**Direction**
Write the listing below out again exactly, dropping the images.

^^^^

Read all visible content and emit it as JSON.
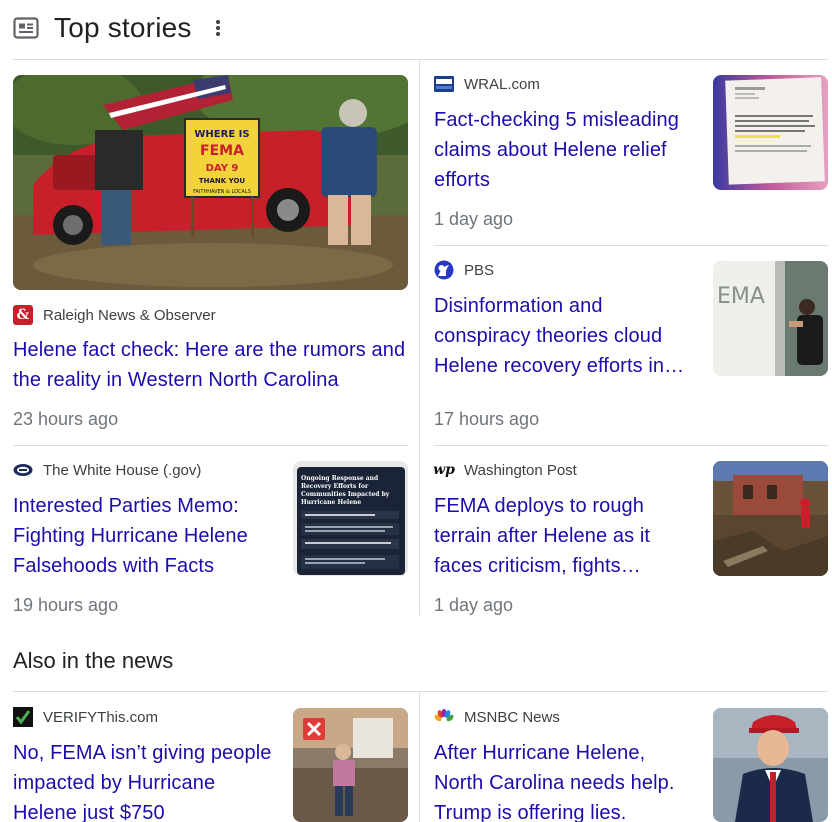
{
  "header": {
    "title": "Top stories",
    "icon": "newspaper-icon"
  },
  "section2": {
    "title": "Also in the news"
  },
  "colors": {
    "link": "#1a0dab",
    "meta": "#70757a",
    "divider": "#dadce0"
  },
  "stories": [
    {
      "source": "Raleigh News & Observer",
      "headline": "Helene fact check: Here are the rumors and the reality in Western North Carolina",
      "time": "23 hours ago",
      "image_text": [
        "WHERE IS",
        "FEMA",
        "DAY 9",
        "THANK YOU",
        "FAITHHAVEN & LOCALS"
      ]
    },
    {
      "source": "WRAL.com",
      "headline": "Fact-checking 5 misleading claims about Helene relief efforts",
      "time": "1 day ago"
    },
    {
      "source": "PBS",
      "headline": "Disinformation and conspiracy theories cloud Helene recovery efforts in…",
      "time": "17 hours ago",
      "image_text": "EMA"
    },
    {
      "source": "The White House (.gov)",
      "headline": "Interested Parties Memo: Fighting Hurricane Helene Falsehoods with Facts",
      "time": "19 hours ago",
      "image_text": "Ongoing Response and Recovery Efforts for Communities Impacted by Hurricane Helene"
    },
    {
      "source": "Washington Post",
      "headline": "FEMA deploys to rough terrain after Helene as it faces criticism, fights…",
      "time": "1 day ago"
    },
    {
      "source": "VERIFYThis.com",
      "headline": "No, FEMA isn’t giving people impacted by Hurricane Helene just $750"
    },
    {
      "source": "MSNBC News",
      "headline": "After Hurricane Helene, North Carolina needs help. Trump is offering lies."
    }
  ]
}
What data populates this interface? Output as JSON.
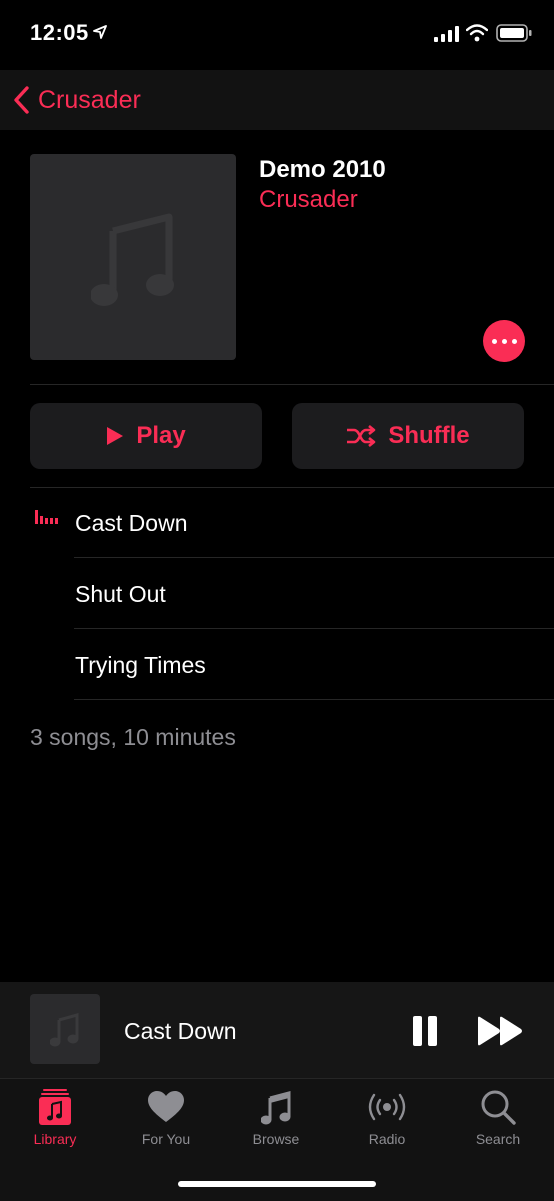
{
  "status": {
    "time": "12:05"
  },
  "nav": {
    "back_label": "Crusader"
  },
  "album": {
    "title": "Demo 2010",
    "artist": "Crusader",
    "play_label": "Play",
    "shuffle_label": "Shuffle",
    "summary": "3 songs, 10 minutes"
  },
  "tracks": [
    {
      "title": "Cast Down",
      "now_playing": true
    },
    {
      "title": "Shut Out",
      "now_playing": false
    },
    {
      "title": "Trying Times",
      "now_playing": false
    }
  ],
  "mini_player": {
    "title": "Cast Down"
  },
  "tabs": [
    {
      "label": "Library",
      "icon": "library-icon",
      "active": true
    },
    {
      "label": "For You",
      "icon": "heart-icon",
      "active": false
    },
    {
      "label": "Browse",
      "icon": "music-note-icon",
      "active": false
    },
    {
      "label": "Radio",
      "icon": "radio-icon",
      "active": false
    },
    {
      "label": "Search",
      "icon": "search-icon",
      "active": false
    }
  ],
  "colors": {
    "accent": "#fa2d55",
    "background": "#000000",
    "secondary_text": "#8e8e93"
  }
}
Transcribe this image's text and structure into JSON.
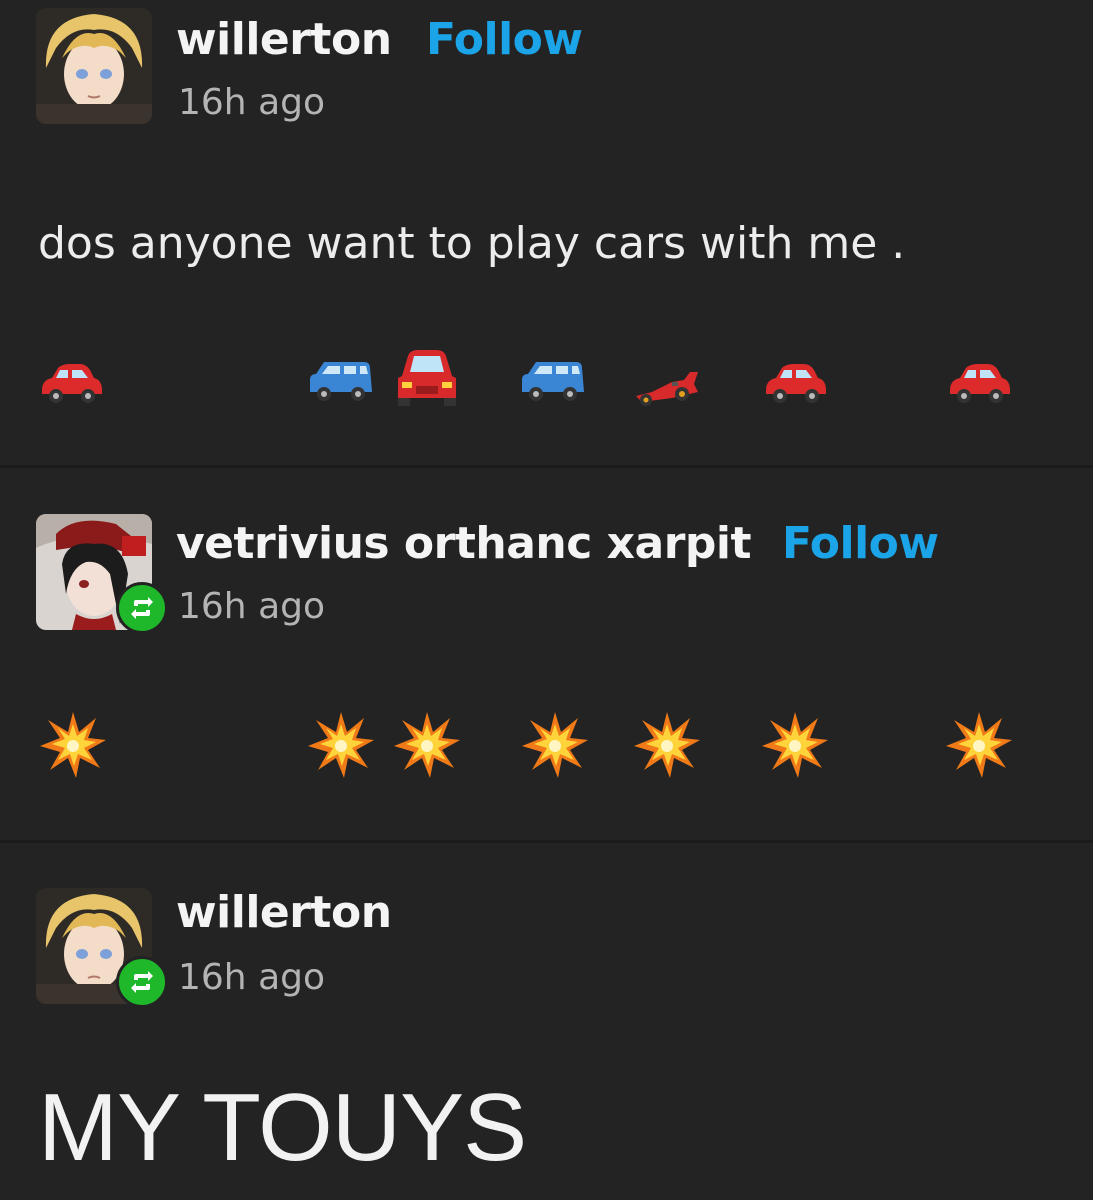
{
  "posts": [
    {
      "username": "willerton",
      "follow_label": "Follow",
      "time": "16h ago",
      "text": "dos anyone want to play cars with me .",
      "emojis": [
        "red-car-icon",
        "blue-suv-icon",
        "red-car-front-icon",
        "blue-suv-icon",
        "racing-car-icon",
        "red-car-icon",
        "red-car-icon"
      ]
    },
    {
      "username": "vetrivius orthanc xarpit",
      "follow_label": "Follow",
      "time": "16h ago",
      "reblog": true,
      "emojis": [
        "collision-icon",
        "collision-icon",
        "collision-icon",
        "collision-icon",
        "collision-icon",
        "collision-icon",
        "collision-icon"
      ]
    },
    {
      "username": "willerton",
      "time": "16h ago",
      "reblog": true,
      "text": "MY TOUYS"
    }
  ],
  "colors": {
    "background": "#232323",
    "follow": "#1ba4e8",
    "reblog_badge": "#1fb82b"
  }
}
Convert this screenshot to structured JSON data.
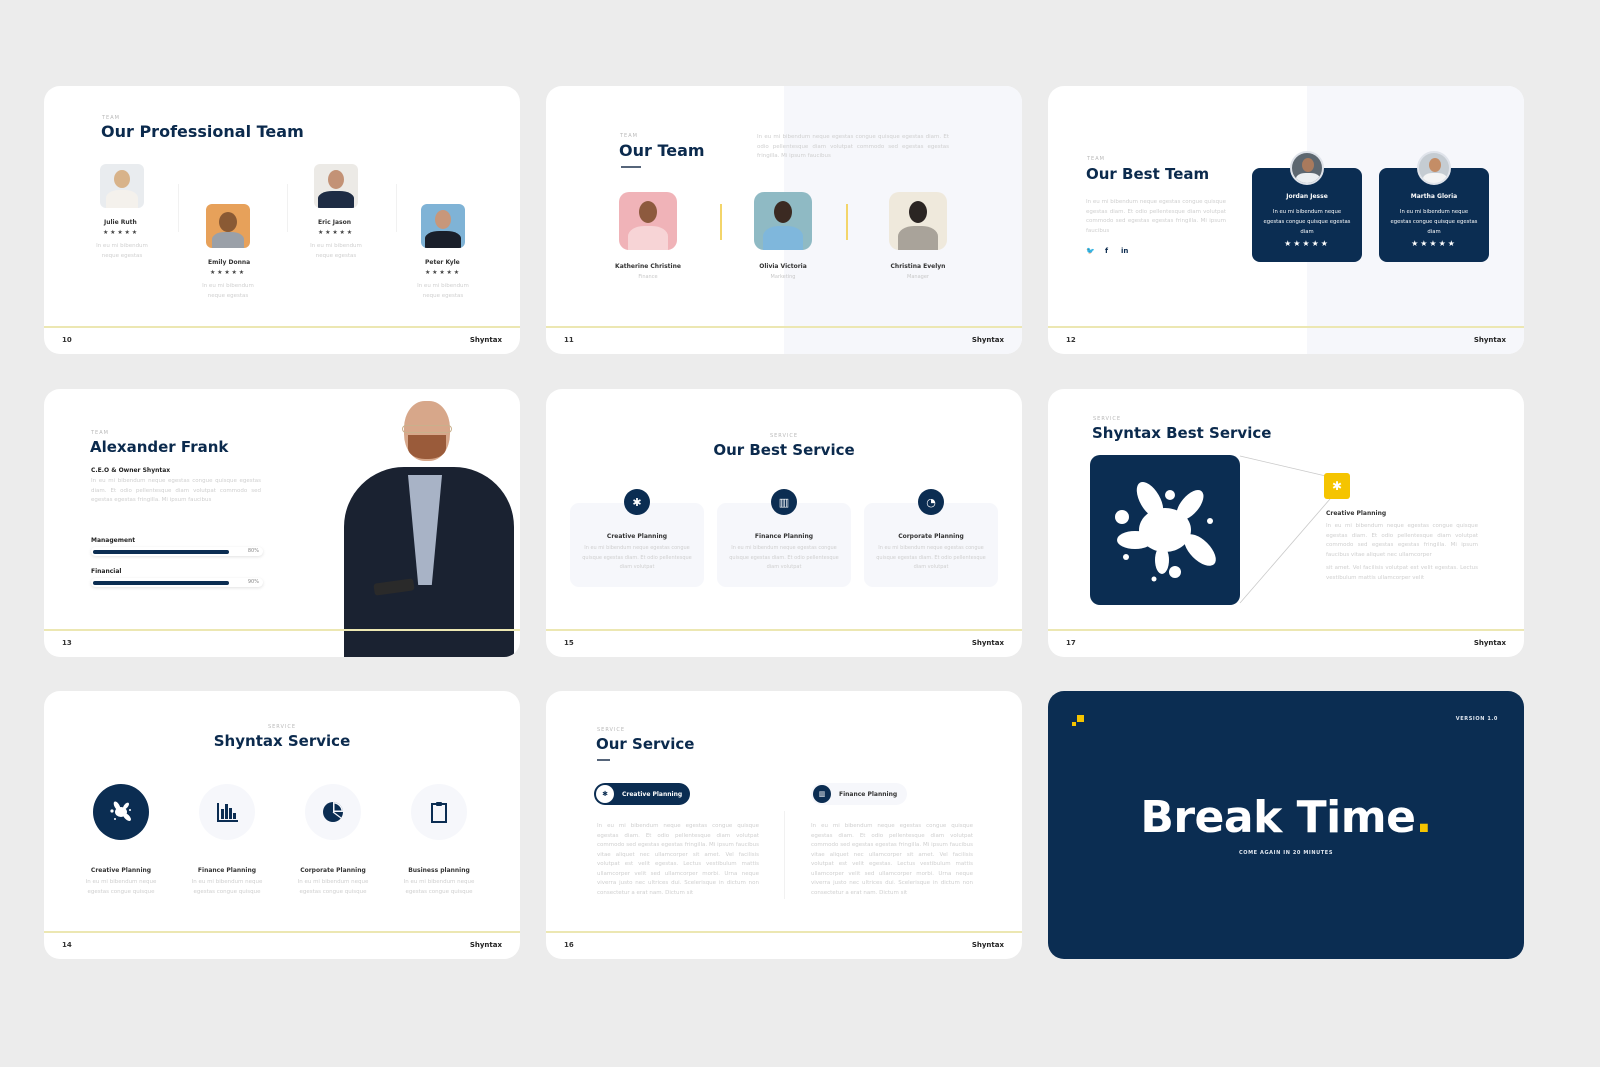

^^^^

**Task answer**
Read all visible content and emit it as JSON.
{
  "header": {
    "title": "Top stories",
    "icon": "newspaper-icon"
  },
  "section2": {
    "title": "Also in the news"
  },
  "colors": {
    "link": "#1a0dab",
    "meta": "#70757a",
    "divider": "#dadce0"
  },
  "stories": [
    {
      "source": "Raleigh News & Observer",
      "headline": "Helene fact check: Here are the rumors and the reality in Western North Carolina",
      "time": "23 hours ago",
      "image_text": [
        "WHERE IS",
        "FEMA",
        "DAY 9",
        "THANK YOU",
        "FAITHHAVEN & LOCALS"
      ]
    },
    {
      "source": "WRAL.com",
      "headline": "Fact-checking 5 misleading claims about Helene relief efforts",
      "time": "1 day ago"
    },
    {
      "source": "PBS",
      "headline": "Disinformation and conspiracy theories cloud Helene recovery efforts in…",
      "time": "17 hours ago",
      "image_text": "EMA"
    },
    {
      "source": "The White House (.gov)",
      "headline": "Interested Parties Memo: Fighting Hurricane Helene Falsehoods with Facts",
      "time": "19 hours ago",
      "image_text": "Ongoing Response and Recovery Efforts for Communities Impacted by Hurricane Helene"
    },
    {
      "source": "Washington Post",
      "headline": "FEMA deploys to rough terrain after Helene as it faces criticism, fights…",
      "time": "1 day ago"
    },
    {
      "source": "VERIFYThis.com",
      "headline": "No, FEMA isn’t giving people impacted by Hurricane Helene just $750"
    },
    {
      "source": "MSNBC News",
      "headline": "After Hurricane Helene, North Carolina needs help. Trump is offering lies."
    }
  ]
}
What data populates this interface? Output as JSON.
{
  "status": {
    "time": "12:05"
  },
  "nav": {
    "back_label": "Crusader"
  },
  "album": {
    "title": "Demo 2010",
    "artist": "Crusader",
    "play_label": "Play",
    "shuffle_label": "Shuffle",
    "summary": "3 songs, 10 minutes"
  },
  "tracks": [
    {
      "title": "Cast Down",
      "now_playing": true
    },
    {
      "title": "Shut Out",
      "now_playing": false
    },
    {
      "title": "Trying Times",
      "now_playing": false
    }
  ],
  "mini_player": {
    "title": "Cast Down"
  },
  "tabs": [
    {
      "label": "Library",
      "icon": "library-icon",
      "active": true
    },
    {
      "label": "For You",
      "icon": "heart-icon",
      "active": false
    },
    {
      "label": "Browse",
      "icon": "music-note-icon",
      "active": false
    },
    {
      "label": "Radio",
      "icon": "radio-icon",
      "active": false
    },
    {
      "label": "Search",
      "icon": "search-icon",
      "active": false
    }
  ],
  "colors": {
    "accent": "#fa2d55",
    "background": "#000000",
    "secondary_text": "#8e8e93"
  }
}
Transcribe this image's text and structure into JSON.
{
  "posts": [
    {
      "username": "willerton",
      "follow_label": "Follow",
      "time": "16h ago",
      "text": "dos anyone want to play cars with me .",
      "emojis": [
        "red-car-icon",
        "blue-suv-icon",
        "red-car-front-icon",
        "blue-suv-icon",
        "racing-car-icon",
        "red-car-icon",
        "red-car-icon"
      ]
    },
    {
      "username": "vetrivius orthanc xarpit",
      "follow_label": "Follow",
      "time": "16h ago",
      "reblog": true,
      "emojis": [
        "collision-icon",
        "collision-icon",
        "collision-icon",
        "collision-icon",
        "collision-icon",
        "collision-icon",
        "collision-icon"
      ]
    },
    {
      "username": "willerton",
      "time": "16h ago",
      "reblog": true,
      "text": "MY TOUYS"
    }
  ],
  "colors": {
    "background": "#232323",
    "follow": "#1ba4e8",
    "reblog_badge": "#1fb82b"
  }
}
Convert this screenshot to structured JSON data.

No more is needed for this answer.